* Stored records *
▬▬▬

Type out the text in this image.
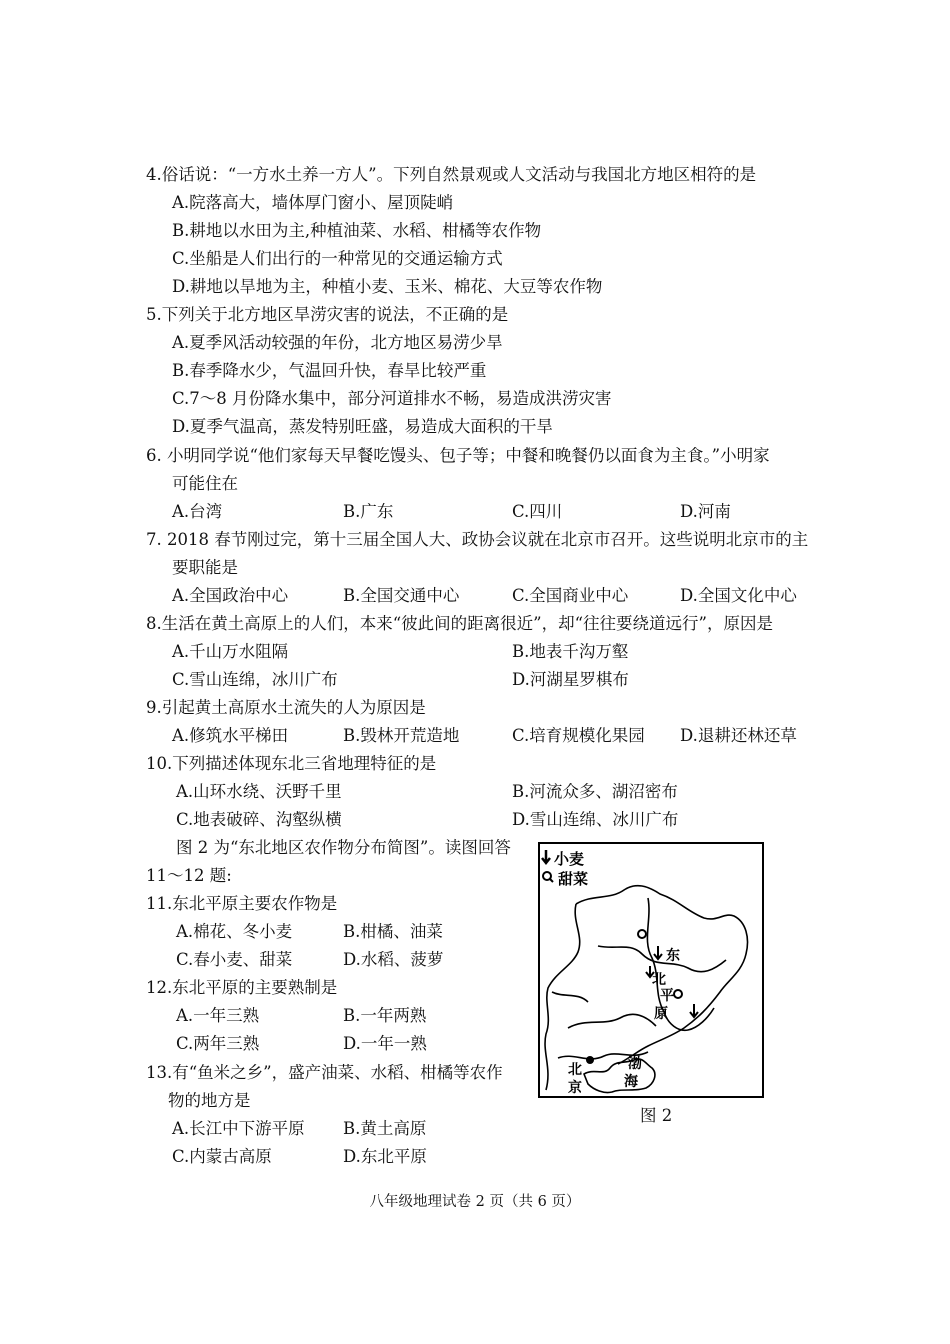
4.俗话说：“一方水土养一方人”。下列自然景观或人文活动与我国北方地区相符的是
A.院落高大，墙体厚门窗小、屋顶陡峭
B.耕地以水田为主,种植油菜、水稻、柑橘等农作物
C.坐船是人们出行的一种常见的交通运输方式
D.耕地以旱地为主，种植小麦、玉米、棉花、大豆等农作物
5.下列关于北方地区旱涝灾害的说法，不正确的是
A.夏季风活动较强的年份，北方地区易涝少旱
B.春季降水少，气温回升快，春旱比较严重
C.7～8 月份降水集中，部分河道排水不畅，易造成洪涝灾害
D.夏季气温高，蒸发特别旺盛，易造成大面积的干旱
6. 小明同学说“他们家每天早餐吃馒头、包子等；中餐和晚餐仍以面食为主食。”小明家
可能住在
A.台湾	B.广东	C.四川	D.河南
7. 2018 春节刚过完，第十三届全国人大、政协会议就在北京市召开。这些说明北京市的主
要职能是
A.全国政治中心	B.全国交通中心	C.全国商业中心	D.全国文化中心
8.生活在黄土高原上的人们，本来“彼此间的距离很近”，却“往往要绕道远行”，原因是
A.千山万水阻隔	B.地表千沟万壑
C.雪山连绵，冰川广布	D.河湖星罗棋布
9.引起黄土高原水土流失的人为原因是
A.修筑水平梯田	B.毁林开荒造地	C.培育规模化果园 D.退耕还林还草
10.下列描述体现东北三省地理特征的是
A.山环水绕、沃野千里	B.河流众多、湖沼密布
C.地表破碎、沟壑纵横	D.雪山连绵、冰川广布
图 2 为“东北地区农作物分布简图”。读图回答
11～12 题:
11.东北平原主要农作物是
A.棉花、冬小麦	B.柑橘、油菜
C.春小麦、甜菜	D.水稻、菠萝
12.东北平原的主要熟制是
A.一年三熟	B.一年两熟
C.两年三熟	D.一年一熟
13.有“鱼米之乡”，盛产油菜、水稻、柑橘等农作
物的地方是
A.长江中下游平原 B.黄土高原
C.内蒙古高原	D.东北平原
小麦
甜菜
东
北
平
原
北
京
渤
海
图 2
八年级地理试卷 2 页（共 6 页）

▬▬▬

* Brief *
Look through the entries above for the word "冰川广布". Copy every line where it shows up.

* Written solution *
C.雪山连绵，冰川广布	D.河湖星罗棋布
C.地表破碎、沟壑纵横	D.雪山连绵、冰川广布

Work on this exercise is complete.